■ PROBLEM DETAILS:
Copy the stretch from the start of the material through the line containing "list-all-tabs-chevron-icon[interactable] (830, 7, 850, 25)" verbatim, including both of those lines.

--- start SUPPLIED MATERIAL ---

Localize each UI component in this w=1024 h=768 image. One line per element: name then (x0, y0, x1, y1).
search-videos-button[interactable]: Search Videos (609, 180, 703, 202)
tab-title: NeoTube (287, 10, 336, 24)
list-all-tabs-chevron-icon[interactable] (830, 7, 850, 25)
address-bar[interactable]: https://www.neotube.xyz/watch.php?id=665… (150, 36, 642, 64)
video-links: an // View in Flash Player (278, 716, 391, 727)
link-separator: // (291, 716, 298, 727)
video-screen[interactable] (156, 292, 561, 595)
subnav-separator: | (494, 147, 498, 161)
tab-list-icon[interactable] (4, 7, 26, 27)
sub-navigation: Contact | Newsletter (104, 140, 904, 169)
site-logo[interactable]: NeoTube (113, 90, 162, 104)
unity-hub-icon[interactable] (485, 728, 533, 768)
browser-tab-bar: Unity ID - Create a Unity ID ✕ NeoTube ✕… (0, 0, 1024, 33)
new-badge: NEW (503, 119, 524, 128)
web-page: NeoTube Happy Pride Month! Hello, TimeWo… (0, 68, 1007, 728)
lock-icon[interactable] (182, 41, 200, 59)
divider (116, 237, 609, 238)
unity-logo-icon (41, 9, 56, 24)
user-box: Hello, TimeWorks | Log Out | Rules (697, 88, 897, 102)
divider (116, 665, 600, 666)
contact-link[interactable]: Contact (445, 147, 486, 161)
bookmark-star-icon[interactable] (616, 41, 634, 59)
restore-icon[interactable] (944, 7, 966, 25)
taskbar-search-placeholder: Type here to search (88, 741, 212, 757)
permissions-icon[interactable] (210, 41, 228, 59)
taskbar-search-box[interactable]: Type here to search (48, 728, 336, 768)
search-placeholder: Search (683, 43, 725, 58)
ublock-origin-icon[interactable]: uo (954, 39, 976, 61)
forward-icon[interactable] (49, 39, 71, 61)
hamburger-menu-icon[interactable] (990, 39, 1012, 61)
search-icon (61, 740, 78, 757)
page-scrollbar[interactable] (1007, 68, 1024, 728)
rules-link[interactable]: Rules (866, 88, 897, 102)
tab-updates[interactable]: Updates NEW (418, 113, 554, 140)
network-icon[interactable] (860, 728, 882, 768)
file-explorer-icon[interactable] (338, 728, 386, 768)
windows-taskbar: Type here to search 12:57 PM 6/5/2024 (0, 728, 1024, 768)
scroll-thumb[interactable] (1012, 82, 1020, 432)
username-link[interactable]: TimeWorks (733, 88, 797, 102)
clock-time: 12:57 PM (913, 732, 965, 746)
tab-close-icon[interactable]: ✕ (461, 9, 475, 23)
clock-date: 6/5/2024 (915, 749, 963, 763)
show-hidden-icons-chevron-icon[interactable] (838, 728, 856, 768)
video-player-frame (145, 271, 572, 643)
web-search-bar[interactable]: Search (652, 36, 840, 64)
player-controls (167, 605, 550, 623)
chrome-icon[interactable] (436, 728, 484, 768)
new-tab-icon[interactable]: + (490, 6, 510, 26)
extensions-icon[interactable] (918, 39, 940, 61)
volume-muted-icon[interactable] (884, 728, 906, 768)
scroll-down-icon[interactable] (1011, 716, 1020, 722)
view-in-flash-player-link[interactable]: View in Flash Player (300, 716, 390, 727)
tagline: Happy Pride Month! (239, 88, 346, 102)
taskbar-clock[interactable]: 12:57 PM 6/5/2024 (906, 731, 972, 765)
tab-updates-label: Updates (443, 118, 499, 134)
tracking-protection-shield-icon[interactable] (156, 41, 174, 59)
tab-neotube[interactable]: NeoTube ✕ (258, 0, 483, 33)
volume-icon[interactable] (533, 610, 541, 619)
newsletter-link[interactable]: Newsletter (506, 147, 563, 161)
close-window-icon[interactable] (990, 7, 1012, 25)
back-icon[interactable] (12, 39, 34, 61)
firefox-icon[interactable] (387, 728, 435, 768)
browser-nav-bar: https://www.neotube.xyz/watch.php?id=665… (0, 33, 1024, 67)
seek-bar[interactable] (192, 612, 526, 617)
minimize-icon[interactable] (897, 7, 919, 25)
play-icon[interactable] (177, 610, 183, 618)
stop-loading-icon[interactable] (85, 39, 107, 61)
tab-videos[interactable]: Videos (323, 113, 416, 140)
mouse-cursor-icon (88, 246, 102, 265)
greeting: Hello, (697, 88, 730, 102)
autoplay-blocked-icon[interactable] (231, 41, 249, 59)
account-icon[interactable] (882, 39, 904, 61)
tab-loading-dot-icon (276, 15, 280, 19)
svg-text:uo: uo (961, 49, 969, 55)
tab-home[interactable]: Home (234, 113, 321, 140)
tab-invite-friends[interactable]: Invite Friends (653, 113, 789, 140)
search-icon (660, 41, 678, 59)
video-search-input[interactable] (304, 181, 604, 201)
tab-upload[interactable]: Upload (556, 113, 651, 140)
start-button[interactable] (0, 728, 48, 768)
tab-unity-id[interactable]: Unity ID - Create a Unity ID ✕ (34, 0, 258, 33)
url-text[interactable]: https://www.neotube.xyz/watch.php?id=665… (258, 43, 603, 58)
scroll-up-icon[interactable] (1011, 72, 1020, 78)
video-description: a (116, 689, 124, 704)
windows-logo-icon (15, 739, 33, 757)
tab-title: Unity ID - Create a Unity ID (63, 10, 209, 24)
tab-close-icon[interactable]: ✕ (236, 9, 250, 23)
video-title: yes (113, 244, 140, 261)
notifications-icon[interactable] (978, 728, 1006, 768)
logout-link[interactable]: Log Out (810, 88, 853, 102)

--- end SUPPLIED MATERIAL ---

■ SOLVED PROBLEM:
Localize each UI component in this w=1024 h=768 image. One line per element: name then (x0, y0, x1, y1).
search-videos-button[interactable]: Search Videos (609, 180, 703, 202)
tab-title: NeoTube (287, 10, 336, 24)
list-all-tabs-chevron-icon[interactable] (830, 7, 850, 25)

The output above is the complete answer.